**What is being asked**
Check every line of the data and copy the ones where "orbi" appears.

[Page records with their text]
....

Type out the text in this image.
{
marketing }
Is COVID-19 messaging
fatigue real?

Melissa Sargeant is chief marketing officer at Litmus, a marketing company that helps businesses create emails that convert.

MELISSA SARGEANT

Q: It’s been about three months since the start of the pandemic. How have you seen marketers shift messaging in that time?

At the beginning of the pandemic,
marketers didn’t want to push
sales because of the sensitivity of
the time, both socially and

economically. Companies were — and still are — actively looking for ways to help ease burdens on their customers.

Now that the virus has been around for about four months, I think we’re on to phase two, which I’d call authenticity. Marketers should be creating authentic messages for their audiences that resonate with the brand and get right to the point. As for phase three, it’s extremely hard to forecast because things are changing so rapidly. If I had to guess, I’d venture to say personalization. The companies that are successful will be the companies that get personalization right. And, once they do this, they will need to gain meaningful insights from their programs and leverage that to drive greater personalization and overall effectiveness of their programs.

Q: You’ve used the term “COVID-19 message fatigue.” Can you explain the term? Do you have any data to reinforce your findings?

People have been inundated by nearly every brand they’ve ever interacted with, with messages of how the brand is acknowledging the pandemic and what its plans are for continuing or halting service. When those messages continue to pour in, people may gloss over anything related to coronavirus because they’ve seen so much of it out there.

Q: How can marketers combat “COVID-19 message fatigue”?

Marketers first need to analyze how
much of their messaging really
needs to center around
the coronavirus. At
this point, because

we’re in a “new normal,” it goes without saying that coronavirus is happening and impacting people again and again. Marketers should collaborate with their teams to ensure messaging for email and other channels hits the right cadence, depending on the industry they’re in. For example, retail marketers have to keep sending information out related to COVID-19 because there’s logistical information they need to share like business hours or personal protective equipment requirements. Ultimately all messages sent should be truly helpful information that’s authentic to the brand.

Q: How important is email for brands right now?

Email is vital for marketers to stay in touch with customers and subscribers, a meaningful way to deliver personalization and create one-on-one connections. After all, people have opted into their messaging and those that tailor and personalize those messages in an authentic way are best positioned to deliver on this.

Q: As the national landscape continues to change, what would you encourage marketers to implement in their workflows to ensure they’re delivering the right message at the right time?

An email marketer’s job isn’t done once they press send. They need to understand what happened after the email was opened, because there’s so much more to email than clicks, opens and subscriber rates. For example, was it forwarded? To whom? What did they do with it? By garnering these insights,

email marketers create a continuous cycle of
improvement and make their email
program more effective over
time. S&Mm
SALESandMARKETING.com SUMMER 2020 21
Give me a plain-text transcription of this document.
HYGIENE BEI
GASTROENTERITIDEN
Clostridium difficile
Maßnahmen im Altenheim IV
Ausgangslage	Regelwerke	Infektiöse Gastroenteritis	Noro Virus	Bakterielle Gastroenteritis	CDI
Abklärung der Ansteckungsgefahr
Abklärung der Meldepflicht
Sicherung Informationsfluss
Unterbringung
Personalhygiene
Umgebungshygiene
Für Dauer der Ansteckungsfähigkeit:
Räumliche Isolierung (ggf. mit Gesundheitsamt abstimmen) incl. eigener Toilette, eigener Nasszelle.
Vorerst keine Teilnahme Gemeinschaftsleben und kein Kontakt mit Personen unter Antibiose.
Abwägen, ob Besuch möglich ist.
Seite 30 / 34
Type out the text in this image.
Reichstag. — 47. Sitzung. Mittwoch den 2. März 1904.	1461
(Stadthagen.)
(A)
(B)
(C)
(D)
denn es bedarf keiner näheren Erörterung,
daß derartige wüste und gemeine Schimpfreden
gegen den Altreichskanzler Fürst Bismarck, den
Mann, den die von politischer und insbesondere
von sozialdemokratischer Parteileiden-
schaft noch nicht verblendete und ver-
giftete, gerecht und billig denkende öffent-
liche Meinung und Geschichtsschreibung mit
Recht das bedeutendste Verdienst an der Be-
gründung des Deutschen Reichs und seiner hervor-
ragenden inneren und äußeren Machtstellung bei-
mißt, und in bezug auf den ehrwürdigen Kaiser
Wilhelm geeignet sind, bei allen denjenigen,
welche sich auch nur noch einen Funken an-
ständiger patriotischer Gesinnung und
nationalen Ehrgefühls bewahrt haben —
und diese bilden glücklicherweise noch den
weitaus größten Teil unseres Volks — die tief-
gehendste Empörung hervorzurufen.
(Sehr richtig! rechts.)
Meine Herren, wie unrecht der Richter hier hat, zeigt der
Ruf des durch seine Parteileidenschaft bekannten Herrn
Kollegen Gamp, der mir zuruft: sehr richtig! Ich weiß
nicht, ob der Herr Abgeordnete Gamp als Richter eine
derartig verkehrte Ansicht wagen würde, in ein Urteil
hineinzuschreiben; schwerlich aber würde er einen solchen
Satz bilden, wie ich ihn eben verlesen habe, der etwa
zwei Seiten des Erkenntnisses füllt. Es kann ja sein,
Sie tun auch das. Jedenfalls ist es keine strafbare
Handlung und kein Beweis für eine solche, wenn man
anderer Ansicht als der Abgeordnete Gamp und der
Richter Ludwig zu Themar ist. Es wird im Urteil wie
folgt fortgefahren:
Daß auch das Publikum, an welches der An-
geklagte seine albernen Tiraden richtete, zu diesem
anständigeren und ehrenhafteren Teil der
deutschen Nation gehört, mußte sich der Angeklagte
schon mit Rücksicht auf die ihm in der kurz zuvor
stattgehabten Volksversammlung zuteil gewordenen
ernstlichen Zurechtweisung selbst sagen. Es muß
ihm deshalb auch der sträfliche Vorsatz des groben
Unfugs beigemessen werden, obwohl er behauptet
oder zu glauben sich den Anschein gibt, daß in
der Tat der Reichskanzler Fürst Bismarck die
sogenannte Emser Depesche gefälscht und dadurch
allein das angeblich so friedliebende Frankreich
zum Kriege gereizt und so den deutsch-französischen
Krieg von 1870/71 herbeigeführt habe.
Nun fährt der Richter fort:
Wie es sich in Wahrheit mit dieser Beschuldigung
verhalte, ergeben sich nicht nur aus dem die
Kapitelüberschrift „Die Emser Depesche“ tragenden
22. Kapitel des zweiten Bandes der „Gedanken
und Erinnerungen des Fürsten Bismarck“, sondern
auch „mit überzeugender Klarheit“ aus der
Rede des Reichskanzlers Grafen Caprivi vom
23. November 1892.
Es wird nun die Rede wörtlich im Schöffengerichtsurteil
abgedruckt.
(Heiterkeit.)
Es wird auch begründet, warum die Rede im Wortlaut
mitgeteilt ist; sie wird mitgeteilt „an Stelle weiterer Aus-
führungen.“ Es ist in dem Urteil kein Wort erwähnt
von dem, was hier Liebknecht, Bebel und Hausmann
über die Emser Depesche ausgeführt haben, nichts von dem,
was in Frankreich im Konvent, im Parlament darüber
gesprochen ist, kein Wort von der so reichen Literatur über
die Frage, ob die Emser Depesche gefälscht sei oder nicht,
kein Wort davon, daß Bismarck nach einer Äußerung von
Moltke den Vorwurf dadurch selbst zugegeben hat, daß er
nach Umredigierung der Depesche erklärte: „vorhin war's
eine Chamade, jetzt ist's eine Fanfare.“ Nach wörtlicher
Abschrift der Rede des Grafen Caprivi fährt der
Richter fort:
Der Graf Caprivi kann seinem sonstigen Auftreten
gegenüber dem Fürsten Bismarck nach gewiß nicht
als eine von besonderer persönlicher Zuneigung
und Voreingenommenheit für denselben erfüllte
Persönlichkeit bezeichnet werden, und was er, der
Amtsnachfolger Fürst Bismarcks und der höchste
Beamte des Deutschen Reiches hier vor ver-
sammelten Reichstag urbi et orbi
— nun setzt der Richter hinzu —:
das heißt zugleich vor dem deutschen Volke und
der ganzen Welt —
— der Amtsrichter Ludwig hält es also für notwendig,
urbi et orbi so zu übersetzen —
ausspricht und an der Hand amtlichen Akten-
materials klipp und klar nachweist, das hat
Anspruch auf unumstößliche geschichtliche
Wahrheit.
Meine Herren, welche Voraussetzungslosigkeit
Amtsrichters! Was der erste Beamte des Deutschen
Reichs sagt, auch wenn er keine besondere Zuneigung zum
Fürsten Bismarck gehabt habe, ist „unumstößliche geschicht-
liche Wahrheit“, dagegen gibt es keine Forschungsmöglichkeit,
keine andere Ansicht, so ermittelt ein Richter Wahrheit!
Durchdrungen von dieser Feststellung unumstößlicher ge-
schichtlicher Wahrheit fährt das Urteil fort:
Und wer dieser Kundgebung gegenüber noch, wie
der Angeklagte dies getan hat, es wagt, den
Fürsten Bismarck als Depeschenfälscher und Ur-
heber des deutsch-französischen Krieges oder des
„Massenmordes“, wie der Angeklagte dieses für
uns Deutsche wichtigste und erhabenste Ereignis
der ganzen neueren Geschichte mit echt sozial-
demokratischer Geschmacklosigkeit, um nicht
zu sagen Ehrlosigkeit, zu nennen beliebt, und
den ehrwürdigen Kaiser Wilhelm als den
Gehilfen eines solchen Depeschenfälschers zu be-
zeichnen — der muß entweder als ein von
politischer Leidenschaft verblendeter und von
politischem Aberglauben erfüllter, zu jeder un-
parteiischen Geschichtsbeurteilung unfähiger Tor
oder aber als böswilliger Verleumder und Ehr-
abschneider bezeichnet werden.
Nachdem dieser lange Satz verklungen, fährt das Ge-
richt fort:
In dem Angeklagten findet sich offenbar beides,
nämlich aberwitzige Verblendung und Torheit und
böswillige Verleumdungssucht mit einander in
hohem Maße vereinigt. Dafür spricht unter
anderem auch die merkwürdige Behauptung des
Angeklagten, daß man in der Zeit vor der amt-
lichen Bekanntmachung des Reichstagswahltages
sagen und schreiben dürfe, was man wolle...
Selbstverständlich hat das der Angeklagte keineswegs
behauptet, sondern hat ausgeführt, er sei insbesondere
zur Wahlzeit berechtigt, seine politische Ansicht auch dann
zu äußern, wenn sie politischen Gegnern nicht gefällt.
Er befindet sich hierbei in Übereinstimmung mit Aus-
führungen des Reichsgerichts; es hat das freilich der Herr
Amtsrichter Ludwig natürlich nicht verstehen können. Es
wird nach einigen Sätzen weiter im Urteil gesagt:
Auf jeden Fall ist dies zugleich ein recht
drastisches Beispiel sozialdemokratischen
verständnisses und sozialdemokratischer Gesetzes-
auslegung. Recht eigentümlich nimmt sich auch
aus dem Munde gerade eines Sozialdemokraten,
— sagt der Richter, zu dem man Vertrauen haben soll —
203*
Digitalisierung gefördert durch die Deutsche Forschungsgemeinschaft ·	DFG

....

**Your solution**
sammelten Reichstag urbi et orbi
urbi et orbi so zu übersetzen —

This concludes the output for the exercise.